===== INPUT DATA

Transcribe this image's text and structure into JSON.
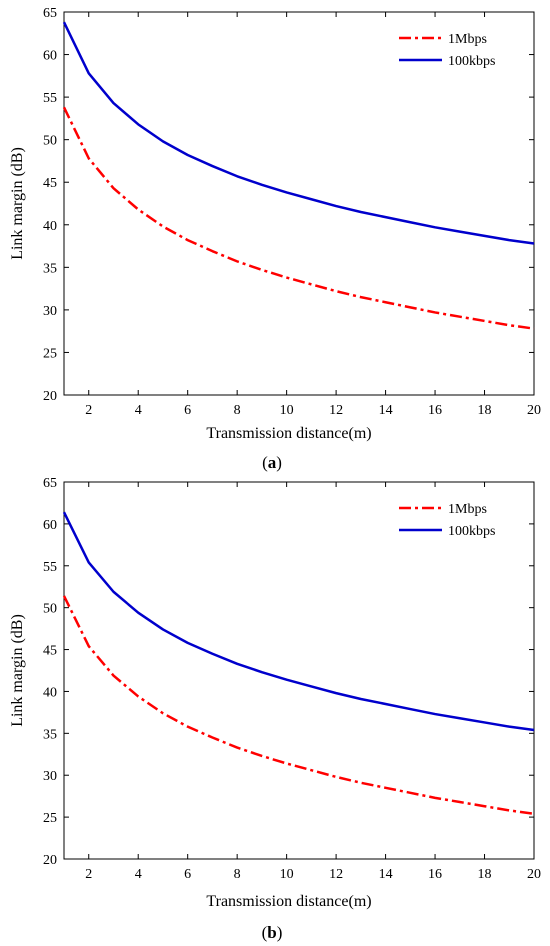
{
  "chart_data": [
    {
      "type": "line",
      "panel_label": "a",
      "xlabel": "Transmission distance(m)",
      "ylabel": "Link margin (dB)",
      "xlim": [
        1,
        20
      ],
      "ylim": [
        20,
        65
      ],
      "xticks": [
        2,
        4,
        6,
        8,
        10,
        12,
        14,
        16,
        18,
        20
      ],
      "yticks": [
        20,
        25,
        30,
        35,
        40,
        45,
        50,
        55,
        60,
        65
      ],
      "grid": false,
      "legend_position": "top-right",
      "x": [
        1,
        2,
        3,
        4,
        5,
        6,
        7,
        8,
        9,
        10,
        11,
        12,
        13,
        14,
        15,
        16,
        17,
        18,
        19,
        20
      ],
      "series": [
        {
          "name": "1Mbps",
          "color": "#ff0000",
          "style": "dash-dot",
          "values": [
            53.8,
            47.8,
            44.3,
            41.8,
            39.8,
            38.2,
            36.9,
            35.7,
            34.7,
            33.8,
            33.0,
            32.2,
            31.5,
            30.9,
            30.3,
            29.7,
            29.2,
            28.7,
            28.2,
            27.8
          ]
        },
        {
          "name": "100kbps",
          "color": "#0000cc",
          "style": "solid",
          "values": [
            63.8,
            57.8,
            54.3,
            51.8,
            49.8,
            48.2,
            46.9,
            45.7,
            44.7,
            43.8,
            43.0,
            42.2,
            41.5,
            40.9,
            40.3,
            39.7,
            39.2,
            38.7,
            38.2,
            37.8
          ]
        }
      ]
    },
    {
      "type": "line",
      "panel_label": "b",
      "xlabel": "Transmission distance(m)",
      "ylabel": "Link margin (dB)",
      "xlim": [
        1,
        20
      ],
      "ylim": [
        20,
        65
      ],
      "xticks": [
        2,
        4,
        6,
        8,
        10,
        12,
        14,
        16,
        18,
        20
      ],
      "yticks": [
        20,
        25,
        30,
        35,
        40,
        45,
        50,
        55,
        60,
        65
      ],
      "grid": false,
      "legend_position": "top-right",
      "x": [
        1,
        2,
        3,
        4,
        5,
        6,
        7,
        8,
        9,
        10,
        11,
        12,
        13,
        14,
        15,
        16,
        17,
        18,
        19,
        20
      ],
      "series": [
        {
          "name": "1Mbps",
          "color": "#ff0000",
          "style": "dash-dot",
          "values": [
            51.4,
            45.4,
            41.9,
            39.4,
            37.4,
            35.8,
            34.5,
            33.3,
            32.3,
            31.4,
            30.6,
            29.8,
            29.1,
            28.5,
            27.9,
            27.3,
            26.8,
            26.3,
            25.8,
            25.4
          ]
        },
        {
          "name": "100kbps",
          "color": "#0000cc",
          "style": "solid",
          "values": [
            61.4,
            55.4,
            51.9,
            49.4,
            47.4,
            45.8,
            44.5,
            43.3,
            42.3,
            41.4,
            40.6,
            39.8,
            39.1,
            38.5,
            37.9,
            37.3,
            36.8,
            36.3,
            35.8,
            35.4
          ]
        }
      ]
    }
  ]
}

==========

• **TASK GOAL**
Repeat the listing verbatim. Skip the pictures.

• **CORRECT OUTPUT**
Transcribe this image's text and structure into JSON.
{
  "chart_data": [
    {
      "type": "line",
      "panel_label": "a",
      "xlabel": "Transmission distance(m)",
      "ylabel": "Link margin (dB)",
      "xlim": [
        1,
        20
      ],
      "ylim": [
        20,
        65
      ],
      "xticks": [
        2,
        4,
        6,
        8,
        10,
        12,
        14,
        16,
        18,
        20
      ],
      "yticks": [
        20,
        25,
        30,
        35,
        40,
        45,
        50,
        55,
        60,
        65
      ],
      "grid": false,
      "legend_position": "top-right",
      "x": [
        1,
        2,
        3,
        4,
        5,
        6,
        7,
        8,
        9,
        10,
        11,
        12,
        13,
        14,
        15,
        16,
        17,
        18,
        19,
        20
      ],
      "series": [
        {
          "name": "1Mbps",
          "color": "#ff0000",
          "style": "dash-dot",
          "values": [
            53.8,
            47.8,
            44.3,
            41.8,
            39.8,
            38.2,
            36.9,
            35.7,
            34.7,
            33.8,
            33.0,
            32.2,
            31.5,
            30.9,
            30.3,
            29.7,
            29.2,
            28.7,
            28.2,
            27.8
          ]
        },
        {
          "name": "100kbps",
          "color": "#0000cc",
          "style": "solid",
          "values": [
            63.8,
            57.8,
            54.3,
            51.8,
            49.8,
            48.2,
            46.9,
            45.7,
            44.7,
            43.8,
            43.0,
            42.2,
            41.5,
            40.9,
            40.3,
            39.7,
            39.2,
            38.7,
            38.2,
            37.8
          ]
        }
      ]
    },
    {
      "type": "line",
      "panel_label": "b",
      "xlabel": "Transmission distance(m)",
      "ylabel": "Link margin (dB)",
      "xlim": [
        1,
        20
      ],
      "ylim": [
        20,
        65
      ],
      "xticks": [
        2,
        4,
        6,
        8,
        10,
        12,
        14,
        16,
        18,
        20
      ],
      "yticks": [
        20,
        25,
        30,
        35,
        40,
        45,
        50,
        55,
        60,
        65
      ],
      "grid": false,
      "legend_position": "top-right",
      "x": [
        1,
        2,
        3,
        4,
        5,
        6,
        7,
        8,
        9,
        10,
        11,
        12,
        13,
        14,
        15,
        16,
        17,
        18,
        19,
        20
      ],
      "series": [
        {
          "name": "1Mbps",
          "color": "#ff0000",
          "style": "dash-dot",
          "values": [
            51.4,
            45.4,
            41.9,
            39.4,
            37.4,
            35.8,
            34.5,
            33.3,
            32.3,
            31.4,
            30.6,
            29.8,
            29.1,
            28.5,
            27.9,
            27.3,
            26.8,
            26.3,
            25.8,
            25.4
          ]
        },
        {
          "name": "100kbps",
          "color": "#0000cc",
          "style": "solid",
          "values": [
            61.4,
            55.4,
            51.9,
            49.4,
            47.4,
            45.8,
            44.5,
            43.3,
            42.3,
            41.4,
            40.6,
            39.8,
            39.1,
            38.5,
            37.9,
            37.3,
            36.8,
            36.3,
            35.8,
            35.4
          ]
        }
      ]
    }
  ]
}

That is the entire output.